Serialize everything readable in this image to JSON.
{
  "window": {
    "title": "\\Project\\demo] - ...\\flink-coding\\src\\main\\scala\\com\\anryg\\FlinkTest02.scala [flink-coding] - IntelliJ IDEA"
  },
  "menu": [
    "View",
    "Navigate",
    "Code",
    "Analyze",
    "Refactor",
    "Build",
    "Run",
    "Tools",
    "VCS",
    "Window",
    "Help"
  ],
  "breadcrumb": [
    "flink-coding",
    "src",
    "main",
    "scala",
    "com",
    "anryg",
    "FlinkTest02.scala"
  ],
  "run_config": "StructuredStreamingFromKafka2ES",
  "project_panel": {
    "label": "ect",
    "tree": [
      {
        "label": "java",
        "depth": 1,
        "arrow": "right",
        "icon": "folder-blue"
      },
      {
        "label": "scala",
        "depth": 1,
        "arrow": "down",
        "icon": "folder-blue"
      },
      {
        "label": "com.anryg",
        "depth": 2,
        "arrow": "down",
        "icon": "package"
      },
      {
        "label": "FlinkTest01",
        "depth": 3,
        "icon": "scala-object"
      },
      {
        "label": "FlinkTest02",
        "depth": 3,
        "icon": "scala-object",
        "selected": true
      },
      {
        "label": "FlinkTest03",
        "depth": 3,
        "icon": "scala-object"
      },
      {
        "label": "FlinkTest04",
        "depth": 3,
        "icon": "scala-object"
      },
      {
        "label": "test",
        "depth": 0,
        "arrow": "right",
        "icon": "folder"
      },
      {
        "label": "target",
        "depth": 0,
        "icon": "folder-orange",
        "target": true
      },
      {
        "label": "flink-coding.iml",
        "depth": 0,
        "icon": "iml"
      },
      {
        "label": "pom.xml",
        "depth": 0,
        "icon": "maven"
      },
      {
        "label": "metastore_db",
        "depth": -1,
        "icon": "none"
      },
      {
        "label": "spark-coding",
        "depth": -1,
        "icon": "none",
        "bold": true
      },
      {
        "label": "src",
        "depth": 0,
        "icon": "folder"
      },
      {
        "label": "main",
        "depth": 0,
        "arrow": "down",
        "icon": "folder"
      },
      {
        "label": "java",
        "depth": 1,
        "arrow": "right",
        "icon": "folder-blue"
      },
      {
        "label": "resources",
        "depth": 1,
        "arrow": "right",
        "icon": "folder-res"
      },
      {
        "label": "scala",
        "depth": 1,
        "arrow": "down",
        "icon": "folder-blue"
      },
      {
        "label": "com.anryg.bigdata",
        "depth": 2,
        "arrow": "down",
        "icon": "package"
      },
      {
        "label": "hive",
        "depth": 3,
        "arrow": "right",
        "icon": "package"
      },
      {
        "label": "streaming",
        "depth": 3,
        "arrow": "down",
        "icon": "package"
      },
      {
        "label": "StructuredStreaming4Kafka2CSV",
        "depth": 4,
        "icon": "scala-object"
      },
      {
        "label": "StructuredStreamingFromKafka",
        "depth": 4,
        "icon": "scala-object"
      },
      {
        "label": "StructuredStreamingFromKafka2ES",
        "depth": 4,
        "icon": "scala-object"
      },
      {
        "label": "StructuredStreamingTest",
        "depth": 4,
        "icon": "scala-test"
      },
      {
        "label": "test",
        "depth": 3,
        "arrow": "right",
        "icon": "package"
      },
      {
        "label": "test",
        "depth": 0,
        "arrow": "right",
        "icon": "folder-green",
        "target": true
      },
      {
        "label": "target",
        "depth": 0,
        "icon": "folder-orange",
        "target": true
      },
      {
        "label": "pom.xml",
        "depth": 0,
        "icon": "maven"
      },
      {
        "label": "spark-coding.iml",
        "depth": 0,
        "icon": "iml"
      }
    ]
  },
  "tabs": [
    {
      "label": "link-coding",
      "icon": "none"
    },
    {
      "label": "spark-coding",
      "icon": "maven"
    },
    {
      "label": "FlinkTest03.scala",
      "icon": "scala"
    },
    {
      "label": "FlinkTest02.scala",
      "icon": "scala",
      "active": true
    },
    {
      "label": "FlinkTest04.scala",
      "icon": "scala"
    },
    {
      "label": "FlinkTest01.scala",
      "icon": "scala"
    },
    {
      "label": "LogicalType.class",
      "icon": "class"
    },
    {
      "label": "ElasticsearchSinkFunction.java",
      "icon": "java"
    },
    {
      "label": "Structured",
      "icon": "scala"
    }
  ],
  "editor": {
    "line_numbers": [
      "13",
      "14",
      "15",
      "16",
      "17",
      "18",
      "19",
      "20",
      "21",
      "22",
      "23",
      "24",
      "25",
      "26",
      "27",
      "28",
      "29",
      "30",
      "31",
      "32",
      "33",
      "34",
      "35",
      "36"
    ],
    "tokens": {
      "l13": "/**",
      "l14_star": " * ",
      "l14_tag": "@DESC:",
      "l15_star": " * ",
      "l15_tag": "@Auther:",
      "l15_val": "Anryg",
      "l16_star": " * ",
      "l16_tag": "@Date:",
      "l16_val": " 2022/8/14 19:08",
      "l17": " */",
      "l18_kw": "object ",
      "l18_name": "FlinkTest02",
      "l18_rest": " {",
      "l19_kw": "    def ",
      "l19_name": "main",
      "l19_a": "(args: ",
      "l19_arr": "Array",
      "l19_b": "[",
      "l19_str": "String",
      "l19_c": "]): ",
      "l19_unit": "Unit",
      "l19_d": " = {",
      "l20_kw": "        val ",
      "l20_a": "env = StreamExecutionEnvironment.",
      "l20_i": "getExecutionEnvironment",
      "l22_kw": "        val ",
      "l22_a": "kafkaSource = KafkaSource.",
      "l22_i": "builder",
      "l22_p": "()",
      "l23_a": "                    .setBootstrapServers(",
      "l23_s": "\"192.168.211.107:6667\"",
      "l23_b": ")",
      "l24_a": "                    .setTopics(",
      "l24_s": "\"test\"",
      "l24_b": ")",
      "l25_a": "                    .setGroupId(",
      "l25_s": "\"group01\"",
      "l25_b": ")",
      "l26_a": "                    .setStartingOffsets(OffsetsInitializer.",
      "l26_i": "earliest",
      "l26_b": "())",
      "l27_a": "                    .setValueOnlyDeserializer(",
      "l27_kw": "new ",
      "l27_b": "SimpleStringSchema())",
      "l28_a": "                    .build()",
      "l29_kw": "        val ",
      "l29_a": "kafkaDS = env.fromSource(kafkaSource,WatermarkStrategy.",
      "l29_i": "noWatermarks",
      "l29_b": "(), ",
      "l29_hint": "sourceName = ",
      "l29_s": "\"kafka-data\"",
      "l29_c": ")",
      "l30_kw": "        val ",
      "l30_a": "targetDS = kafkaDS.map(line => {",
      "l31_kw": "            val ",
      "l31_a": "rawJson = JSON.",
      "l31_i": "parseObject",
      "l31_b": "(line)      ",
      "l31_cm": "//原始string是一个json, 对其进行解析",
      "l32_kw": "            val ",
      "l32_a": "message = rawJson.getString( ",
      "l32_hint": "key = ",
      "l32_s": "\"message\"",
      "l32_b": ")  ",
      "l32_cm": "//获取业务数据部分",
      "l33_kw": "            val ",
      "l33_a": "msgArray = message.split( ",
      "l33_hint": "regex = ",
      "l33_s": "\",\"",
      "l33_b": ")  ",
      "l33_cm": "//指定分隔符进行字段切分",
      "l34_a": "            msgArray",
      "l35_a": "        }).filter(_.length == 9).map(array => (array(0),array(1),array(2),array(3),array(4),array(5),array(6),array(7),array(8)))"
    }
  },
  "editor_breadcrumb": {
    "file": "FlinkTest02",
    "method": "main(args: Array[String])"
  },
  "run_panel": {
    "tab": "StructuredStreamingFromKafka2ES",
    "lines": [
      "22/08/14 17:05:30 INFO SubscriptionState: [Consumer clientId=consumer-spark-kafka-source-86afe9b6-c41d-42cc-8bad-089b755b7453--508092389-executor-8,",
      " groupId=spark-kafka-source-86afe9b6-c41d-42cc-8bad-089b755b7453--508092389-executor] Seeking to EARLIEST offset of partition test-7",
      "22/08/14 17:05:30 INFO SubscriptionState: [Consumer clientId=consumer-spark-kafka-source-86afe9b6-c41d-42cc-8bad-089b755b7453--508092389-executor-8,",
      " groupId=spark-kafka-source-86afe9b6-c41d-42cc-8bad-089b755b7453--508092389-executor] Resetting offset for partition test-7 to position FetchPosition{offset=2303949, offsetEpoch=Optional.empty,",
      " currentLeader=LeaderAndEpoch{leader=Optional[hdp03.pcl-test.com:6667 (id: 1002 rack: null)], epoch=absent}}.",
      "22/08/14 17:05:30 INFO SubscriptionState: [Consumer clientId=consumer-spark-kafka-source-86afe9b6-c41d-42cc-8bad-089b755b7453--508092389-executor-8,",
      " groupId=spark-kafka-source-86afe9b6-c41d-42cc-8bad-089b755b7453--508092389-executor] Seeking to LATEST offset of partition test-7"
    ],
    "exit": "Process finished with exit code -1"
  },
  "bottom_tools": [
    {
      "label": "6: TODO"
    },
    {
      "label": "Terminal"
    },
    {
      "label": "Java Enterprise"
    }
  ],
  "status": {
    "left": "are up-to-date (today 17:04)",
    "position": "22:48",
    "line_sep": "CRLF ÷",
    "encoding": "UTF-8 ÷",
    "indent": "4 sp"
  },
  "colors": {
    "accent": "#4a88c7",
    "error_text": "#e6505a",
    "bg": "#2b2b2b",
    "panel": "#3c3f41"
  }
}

####

> [PROBLEM STATEMENT]:
Gather up every line in the data above that contains the word "class", copying each one.

> [TASK RESPONSE]:
      "label": "LogicalType.class",
      "icon": "class"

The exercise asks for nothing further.